Using the data below, gather each line that includes the word "Semantic".

**** INFORMATION PROVIDED ****

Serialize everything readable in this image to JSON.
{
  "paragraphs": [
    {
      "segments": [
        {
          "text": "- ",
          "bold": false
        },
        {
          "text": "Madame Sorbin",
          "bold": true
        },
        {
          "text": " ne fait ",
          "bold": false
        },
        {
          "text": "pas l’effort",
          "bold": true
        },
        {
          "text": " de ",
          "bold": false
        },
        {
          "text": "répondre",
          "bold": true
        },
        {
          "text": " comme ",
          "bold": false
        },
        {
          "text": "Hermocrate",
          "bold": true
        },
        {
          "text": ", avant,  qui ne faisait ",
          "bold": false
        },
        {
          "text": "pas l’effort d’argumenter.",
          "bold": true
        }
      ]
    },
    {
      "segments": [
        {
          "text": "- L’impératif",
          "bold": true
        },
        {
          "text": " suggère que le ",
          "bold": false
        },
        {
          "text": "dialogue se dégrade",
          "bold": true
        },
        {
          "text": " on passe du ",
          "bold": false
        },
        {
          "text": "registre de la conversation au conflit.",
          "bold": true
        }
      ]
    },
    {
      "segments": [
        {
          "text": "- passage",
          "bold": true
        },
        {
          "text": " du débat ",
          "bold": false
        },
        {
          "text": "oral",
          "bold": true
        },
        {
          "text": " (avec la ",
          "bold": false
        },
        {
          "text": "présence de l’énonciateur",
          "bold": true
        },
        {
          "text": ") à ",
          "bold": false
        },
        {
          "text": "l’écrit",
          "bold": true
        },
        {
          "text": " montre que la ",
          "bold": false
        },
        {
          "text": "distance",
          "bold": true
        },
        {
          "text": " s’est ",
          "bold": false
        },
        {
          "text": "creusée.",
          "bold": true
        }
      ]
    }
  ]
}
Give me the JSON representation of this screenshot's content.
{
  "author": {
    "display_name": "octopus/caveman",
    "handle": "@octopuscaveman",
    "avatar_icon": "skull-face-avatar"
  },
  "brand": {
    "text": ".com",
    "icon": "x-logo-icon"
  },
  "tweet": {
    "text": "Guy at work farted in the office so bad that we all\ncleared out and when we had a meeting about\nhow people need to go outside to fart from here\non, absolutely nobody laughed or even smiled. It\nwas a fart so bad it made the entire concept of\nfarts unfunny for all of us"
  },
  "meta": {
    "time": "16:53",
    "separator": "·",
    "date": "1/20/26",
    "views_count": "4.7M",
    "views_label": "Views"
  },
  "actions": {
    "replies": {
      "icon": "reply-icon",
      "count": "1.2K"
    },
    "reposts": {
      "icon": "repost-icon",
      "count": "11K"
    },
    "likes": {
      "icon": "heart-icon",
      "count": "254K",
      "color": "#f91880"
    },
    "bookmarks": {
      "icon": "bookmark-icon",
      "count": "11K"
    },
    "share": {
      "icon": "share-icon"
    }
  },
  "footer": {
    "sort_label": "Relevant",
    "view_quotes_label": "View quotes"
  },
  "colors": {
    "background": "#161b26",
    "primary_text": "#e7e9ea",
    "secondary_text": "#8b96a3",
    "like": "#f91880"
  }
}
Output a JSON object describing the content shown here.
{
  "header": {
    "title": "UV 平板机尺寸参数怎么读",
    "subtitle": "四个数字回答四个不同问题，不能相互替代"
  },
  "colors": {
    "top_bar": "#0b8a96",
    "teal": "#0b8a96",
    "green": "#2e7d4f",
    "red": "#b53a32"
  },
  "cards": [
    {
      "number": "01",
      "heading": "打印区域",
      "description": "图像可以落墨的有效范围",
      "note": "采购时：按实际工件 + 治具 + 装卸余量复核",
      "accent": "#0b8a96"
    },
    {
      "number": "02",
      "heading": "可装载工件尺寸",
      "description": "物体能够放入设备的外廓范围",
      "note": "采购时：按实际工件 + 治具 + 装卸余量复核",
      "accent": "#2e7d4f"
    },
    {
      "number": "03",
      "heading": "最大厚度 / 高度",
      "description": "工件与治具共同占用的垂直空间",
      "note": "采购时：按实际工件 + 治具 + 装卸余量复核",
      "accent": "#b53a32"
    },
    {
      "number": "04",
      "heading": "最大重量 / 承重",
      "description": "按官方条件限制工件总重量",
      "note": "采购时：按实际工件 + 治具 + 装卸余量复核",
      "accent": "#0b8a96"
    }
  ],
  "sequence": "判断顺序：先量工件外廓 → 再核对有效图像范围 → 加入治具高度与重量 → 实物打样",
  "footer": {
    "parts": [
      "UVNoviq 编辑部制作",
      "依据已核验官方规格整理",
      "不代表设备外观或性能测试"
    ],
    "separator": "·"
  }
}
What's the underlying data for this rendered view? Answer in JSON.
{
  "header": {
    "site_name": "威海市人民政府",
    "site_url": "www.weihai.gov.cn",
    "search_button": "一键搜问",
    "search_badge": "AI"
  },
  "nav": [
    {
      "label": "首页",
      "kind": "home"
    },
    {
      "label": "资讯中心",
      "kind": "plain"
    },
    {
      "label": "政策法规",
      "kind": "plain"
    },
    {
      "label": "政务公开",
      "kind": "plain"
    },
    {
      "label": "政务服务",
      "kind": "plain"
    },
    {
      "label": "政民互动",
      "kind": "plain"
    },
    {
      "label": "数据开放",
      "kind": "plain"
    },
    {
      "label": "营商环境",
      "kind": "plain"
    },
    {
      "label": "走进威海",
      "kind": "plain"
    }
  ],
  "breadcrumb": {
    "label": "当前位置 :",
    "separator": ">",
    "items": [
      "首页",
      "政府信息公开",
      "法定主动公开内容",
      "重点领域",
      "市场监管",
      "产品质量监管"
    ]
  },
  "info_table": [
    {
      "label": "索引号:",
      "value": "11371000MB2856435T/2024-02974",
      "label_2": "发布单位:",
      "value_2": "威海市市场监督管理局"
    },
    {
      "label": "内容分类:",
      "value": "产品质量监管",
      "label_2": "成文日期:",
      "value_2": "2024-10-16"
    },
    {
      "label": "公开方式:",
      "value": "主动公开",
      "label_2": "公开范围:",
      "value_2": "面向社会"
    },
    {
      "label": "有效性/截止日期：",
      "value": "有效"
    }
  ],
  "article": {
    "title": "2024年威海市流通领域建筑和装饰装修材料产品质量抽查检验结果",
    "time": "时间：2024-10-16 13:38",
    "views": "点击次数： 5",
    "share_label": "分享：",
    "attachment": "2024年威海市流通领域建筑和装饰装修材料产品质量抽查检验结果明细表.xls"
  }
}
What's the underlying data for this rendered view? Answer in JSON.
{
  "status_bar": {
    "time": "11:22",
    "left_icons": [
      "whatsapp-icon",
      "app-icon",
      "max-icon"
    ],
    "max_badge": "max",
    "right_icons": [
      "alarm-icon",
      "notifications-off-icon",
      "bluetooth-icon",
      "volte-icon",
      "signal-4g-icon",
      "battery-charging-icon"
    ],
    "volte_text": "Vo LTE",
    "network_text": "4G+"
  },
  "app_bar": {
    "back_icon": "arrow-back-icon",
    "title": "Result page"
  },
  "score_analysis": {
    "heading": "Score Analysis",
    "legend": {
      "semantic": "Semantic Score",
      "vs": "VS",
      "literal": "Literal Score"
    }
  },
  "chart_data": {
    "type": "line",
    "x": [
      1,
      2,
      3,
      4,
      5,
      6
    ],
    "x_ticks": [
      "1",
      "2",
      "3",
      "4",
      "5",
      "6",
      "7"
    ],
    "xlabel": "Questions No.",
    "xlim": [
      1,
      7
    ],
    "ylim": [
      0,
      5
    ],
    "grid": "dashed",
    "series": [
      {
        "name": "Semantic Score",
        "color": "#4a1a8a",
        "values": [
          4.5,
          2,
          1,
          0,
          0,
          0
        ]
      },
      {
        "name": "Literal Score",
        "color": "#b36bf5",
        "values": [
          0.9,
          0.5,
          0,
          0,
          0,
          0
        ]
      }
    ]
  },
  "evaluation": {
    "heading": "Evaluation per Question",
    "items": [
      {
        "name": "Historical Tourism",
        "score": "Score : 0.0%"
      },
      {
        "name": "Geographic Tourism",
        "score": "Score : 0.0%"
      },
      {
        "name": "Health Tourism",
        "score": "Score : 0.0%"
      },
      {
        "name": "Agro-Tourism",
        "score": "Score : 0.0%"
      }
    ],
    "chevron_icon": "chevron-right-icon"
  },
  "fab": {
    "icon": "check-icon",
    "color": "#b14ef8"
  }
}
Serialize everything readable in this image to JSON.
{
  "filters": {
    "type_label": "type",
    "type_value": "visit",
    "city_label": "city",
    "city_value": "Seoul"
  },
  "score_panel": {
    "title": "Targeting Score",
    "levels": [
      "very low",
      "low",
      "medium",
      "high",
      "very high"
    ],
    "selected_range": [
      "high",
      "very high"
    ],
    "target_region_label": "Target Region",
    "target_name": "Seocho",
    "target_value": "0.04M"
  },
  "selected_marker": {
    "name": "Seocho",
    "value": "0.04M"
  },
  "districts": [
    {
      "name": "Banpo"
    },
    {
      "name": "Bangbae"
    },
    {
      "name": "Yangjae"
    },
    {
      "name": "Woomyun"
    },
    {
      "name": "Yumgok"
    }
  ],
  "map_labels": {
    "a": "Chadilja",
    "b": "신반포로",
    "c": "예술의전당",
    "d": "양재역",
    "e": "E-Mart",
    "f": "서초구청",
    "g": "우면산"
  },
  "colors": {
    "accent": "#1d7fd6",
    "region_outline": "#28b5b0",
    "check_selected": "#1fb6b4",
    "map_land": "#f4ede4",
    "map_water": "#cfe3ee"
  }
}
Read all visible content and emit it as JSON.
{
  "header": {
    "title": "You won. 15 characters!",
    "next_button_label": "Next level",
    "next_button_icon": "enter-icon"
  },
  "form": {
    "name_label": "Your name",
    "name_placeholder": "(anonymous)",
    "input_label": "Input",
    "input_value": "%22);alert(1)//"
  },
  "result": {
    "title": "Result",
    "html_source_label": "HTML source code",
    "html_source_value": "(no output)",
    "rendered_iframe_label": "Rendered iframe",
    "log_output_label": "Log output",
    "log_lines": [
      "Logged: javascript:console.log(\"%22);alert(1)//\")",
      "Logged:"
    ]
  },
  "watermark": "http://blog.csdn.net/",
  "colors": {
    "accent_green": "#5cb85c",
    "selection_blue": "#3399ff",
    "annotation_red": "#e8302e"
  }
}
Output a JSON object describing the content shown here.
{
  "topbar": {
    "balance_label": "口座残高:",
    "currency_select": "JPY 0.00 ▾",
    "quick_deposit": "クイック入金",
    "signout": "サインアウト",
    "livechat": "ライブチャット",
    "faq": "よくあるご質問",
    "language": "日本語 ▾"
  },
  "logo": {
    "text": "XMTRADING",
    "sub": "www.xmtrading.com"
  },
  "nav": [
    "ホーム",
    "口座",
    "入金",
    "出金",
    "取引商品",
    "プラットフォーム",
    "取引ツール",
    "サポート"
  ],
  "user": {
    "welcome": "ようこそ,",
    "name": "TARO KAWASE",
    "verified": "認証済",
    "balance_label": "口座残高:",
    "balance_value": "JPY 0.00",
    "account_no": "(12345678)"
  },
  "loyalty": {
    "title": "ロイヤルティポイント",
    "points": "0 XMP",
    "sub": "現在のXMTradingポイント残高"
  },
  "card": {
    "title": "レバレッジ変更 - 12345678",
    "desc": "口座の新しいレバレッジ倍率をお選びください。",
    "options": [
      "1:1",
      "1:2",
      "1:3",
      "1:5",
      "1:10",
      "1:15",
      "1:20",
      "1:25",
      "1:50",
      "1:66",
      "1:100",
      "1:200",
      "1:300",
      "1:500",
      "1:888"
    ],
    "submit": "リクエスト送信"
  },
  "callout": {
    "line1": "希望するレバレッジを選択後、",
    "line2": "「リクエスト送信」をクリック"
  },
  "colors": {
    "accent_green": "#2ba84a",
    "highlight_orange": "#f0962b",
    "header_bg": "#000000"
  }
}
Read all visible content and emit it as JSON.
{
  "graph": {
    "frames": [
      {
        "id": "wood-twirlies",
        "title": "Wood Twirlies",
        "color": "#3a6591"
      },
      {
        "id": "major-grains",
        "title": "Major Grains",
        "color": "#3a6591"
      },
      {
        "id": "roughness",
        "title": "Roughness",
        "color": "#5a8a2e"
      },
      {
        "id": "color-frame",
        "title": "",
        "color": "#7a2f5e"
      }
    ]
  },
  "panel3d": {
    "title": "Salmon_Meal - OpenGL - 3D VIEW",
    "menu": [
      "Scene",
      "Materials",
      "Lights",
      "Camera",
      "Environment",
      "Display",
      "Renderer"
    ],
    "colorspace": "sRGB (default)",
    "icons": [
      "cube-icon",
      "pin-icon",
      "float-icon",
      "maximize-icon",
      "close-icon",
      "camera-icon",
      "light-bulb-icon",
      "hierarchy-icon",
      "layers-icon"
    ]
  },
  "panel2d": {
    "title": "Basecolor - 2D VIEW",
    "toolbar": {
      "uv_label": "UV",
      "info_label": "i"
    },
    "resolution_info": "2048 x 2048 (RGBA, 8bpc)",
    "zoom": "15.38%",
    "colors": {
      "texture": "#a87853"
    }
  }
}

****

RESPONSE TO THE EXERCISE =>
      "semantic": "Semantic Score",
        "name": "Semantic Score",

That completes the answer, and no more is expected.